Passage given:
....
Hammond added in his Sun on Sunday article that he is “committed to honouring [the] legacy” of Margaret Thatcher’s involvement with the building of the M25. “The funding will help make journeys quicker and easier, while boosting productivity and improving access,” he wrote.
Labour shadow transport secretary Andy McDonald criticised the move, arguing that increasing spending on major roads is the “wrong decision” when public transport is in decline. He added:
“It simply isn’t sustainable to repeatedly ramp-up major road spending, especially at a time when air pollution causes 40,000 premature deaths each year and climate change is threatening a global crisis.”
Meanwhile, the Transforming Cities Fund, which allocates funding to cities for new buses, trams and cycling routes, will be extended by £680m, the Independent reports.
Hammond wrote he will also “look to the future by investing in next-generation methods of transport”, potentially including self-driving shuttle services. This will include the creation of new “future mobility zones”, such as in the West Midlands, the red book says.
The new systems could potentially also include electric bikes and extending digital payments to cover more methods of travel across more cities. Hammond added in the Sun on Sunday:
“Not only could this revolutionise our transport network, it will also help us become a global leader developing future technologies.”
Earlier this month, the government ended grants for plug-in hybrid electric cars, which previously sat at £2,500. It also reduced the maximum grant for cars with a zero-emission range of over 70 miles from £4,500 to £3,500. The budget did not contain new measures to support EVs.
§ Tree planting
The budget sets out a new £60m of investment in tree planting in England, separated into two pots.
....
Entries supplied:

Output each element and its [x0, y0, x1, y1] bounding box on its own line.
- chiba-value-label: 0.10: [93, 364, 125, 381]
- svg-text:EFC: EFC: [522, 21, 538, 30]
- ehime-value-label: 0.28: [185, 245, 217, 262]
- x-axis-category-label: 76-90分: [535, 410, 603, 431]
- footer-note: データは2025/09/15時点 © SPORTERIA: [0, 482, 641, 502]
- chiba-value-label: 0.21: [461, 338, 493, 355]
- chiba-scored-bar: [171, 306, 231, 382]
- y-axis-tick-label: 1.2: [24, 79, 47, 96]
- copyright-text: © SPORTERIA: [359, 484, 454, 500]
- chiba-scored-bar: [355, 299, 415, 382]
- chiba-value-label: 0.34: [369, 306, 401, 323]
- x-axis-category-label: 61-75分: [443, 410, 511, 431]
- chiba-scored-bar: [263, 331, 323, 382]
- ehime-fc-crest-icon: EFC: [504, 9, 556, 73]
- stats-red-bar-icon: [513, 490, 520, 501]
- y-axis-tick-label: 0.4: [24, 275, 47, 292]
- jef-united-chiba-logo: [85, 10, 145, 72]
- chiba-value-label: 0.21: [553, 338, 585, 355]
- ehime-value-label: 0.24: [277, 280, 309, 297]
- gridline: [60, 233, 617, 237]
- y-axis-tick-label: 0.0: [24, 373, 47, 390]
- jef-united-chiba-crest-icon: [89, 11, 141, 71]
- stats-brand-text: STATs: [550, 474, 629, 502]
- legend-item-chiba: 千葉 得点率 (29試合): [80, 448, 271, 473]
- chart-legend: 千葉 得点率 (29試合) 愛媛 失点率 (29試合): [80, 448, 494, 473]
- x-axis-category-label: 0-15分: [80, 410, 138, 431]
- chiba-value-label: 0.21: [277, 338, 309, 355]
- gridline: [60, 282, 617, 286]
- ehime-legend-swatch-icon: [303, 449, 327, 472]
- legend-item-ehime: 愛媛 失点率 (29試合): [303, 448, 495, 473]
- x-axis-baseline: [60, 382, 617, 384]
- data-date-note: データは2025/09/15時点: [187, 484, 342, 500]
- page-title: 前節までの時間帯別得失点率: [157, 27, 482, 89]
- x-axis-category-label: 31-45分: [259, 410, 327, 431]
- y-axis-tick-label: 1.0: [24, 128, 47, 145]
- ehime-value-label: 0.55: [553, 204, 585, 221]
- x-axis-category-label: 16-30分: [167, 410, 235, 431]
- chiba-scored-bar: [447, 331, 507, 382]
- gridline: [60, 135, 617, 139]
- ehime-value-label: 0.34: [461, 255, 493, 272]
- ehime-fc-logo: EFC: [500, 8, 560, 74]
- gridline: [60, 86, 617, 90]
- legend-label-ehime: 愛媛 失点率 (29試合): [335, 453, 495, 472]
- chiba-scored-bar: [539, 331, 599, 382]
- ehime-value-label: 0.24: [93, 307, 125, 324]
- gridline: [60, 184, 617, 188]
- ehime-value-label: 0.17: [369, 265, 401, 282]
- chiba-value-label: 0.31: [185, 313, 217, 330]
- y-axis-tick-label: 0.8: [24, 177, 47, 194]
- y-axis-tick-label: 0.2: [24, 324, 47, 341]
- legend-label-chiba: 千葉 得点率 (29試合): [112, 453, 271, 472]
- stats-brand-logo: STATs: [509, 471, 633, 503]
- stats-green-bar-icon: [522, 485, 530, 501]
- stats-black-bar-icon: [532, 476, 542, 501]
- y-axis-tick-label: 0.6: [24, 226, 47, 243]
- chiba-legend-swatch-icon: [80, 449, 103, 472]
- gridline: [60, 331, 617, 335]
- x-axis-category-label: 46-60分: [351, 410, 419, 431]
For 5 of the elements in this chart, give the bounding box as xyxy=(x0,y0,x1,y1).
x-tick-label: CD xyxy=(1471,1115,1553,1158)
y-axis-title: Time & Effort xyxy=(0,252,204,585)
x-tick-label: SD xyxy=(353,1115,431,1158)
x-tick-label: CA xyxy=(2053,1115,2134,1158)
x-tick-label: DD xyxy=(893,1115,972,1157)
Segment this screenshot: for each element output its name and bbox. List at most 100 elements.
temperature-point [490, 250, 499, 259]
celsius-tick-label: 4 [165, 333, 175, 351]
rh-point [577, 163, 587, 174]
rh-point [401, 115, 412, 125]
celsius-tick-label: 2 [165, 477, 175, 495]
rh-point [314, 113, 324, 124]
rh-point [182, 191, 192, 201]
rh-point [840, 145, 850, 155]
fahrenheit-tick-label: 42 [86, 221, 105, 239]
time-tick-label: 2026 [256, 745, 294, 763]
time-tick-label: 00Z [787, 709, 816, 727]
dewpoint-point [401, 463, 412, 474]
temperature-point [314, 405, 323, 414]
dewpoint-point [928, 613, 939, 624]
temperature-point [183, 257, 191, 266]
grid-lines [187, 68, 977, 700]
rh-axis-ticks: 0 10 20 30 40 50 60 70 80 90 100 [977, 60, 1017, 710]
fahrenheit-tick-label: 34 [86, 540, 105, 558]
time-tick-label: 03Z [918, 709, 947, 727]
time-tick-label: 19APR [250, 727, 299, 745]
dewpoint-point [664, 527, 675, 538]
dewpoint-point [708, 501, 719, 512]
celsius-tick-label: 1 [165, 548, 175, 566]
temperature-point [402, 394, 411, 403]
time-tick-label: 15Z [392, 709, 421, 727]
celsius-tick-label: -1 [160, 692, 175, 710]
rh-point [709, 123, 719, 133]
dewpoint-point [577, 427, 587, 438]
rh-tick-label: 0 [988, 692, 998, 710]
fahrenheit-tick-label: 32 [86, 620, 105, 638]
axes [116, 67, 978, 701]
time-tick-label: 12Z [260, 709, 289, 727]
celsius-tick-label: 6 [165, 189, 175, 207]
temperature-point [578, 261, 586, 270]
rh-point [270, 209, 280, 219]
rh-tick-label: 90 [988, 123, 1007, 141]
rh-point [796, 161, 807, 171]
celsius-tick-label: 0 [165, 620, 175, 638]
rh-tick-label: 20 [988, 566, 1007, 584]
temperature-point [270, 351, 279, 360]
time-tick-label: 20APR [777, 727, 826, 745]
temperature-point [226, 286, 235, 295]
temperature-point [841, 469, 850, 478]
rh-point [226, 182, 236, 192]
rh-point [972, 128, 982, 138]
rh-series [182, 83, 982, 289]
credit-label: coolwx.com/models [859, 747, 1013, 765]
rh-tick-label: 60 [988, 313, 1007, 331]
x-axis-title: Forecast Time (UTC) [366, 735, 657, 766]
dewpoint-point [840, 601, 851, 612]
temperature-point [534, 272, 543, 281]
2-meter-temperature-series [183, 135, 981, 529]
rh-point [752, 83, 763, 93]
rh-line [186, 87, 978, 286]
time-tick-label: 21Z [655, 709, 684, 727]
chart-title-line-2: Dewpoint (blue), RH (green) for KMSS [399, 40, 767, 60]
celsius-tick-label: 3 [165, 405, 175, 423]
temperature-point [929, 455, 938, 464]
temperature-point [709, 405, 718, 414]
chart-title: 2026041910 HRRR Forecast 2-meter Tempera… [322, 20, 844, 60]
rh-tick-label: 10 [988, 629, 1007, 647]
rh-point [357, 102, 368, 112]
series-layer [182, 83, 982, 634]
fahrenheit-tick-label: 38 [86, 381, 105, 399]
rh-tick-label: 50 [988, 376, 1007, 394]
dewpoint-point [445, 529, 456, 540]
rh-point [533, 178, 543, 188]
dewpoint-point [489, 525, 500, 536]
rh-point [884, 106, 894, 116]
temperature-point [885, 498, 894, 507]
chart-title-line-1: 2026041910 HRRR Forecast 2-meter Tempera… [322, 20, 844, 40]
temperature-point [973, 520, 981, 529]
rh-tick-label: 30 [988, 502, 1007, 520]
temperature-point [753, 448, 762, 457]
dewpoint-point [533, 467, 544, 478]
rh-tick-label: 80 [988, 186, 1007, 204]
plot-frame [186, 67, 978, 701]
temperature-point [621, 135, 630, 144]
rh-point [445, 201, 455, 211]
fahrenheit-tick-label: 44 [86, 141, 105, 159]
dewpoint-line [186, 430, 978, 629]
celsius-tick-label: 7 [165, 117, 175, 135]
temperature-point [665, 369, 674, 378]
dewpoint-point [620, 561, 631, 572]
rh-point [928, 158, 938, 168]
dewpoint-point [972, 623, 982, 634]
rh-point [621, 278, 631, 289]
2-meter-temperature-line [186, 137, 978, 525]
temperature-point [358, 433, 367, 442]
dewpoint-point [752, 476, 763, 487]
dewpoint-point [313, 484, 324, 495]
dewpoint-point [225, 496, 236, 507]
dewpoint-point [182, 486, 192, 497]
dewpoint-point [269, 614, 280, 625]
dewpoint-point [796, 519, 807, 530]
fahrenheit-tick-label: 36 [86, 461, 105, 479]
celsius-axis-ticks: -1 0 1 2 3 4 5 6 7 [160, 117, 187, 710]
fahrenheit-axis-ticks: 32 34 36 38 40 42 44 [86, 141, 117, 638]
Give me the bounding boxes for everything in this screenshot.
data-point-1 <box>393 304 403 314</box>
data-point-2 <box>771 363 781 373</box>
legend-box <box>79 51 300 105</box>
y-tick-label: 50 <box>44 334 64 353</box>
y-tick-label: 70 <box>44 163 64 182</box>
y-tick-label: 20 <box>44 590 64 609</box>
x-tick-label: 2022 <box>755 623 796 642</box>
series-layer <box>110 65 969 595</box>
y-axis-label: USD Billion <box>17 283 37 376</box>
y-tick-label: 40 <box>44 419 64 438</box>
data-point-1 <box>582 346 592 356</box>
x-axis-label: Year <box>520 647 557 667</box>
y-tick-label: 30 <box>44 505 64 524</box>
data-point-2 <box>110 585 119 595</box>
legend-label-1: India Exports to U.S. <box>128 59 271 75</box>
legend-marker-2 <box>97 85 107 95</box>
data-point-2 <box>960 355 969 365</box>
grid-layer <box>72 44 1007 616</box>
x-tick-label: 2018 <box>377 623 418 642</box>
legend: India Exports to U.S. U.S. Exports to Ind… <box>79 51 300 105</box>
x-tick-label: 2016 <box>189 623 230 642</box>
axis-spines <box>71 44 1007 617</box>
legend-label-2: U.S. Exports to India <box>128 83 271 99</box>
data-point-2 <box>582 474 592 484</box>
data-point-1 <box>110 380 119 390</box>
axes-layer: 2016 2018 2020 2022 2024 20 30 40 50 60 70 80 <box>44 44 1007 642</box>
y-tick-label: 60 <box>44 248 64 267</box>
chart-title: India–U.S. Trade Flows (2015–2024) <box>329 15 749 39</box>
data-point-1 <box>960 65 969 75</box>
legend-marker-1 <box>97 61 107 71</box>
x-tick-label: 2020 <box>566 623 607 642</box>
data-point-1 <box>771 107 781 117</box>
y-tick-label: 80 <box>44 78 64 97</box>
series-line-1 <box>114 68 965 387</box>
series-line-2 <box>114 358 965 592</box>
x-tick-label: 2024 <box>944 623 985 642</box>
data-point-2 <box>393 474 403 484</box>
....
Exercise goal:
Copy down, word for word, the part of the budget and transport text from "Earlier this month, the" to "to support EVs.".

Exercise answer:
Earlier this month, the government ended grants for plug-in hybrid electric cars, which previously sat at £2,500. It also reduced the maximum grant for cars with a zero-emission range of over 70 miles from £4,500 to £3,500. The budget did not contain new measures to support EVs.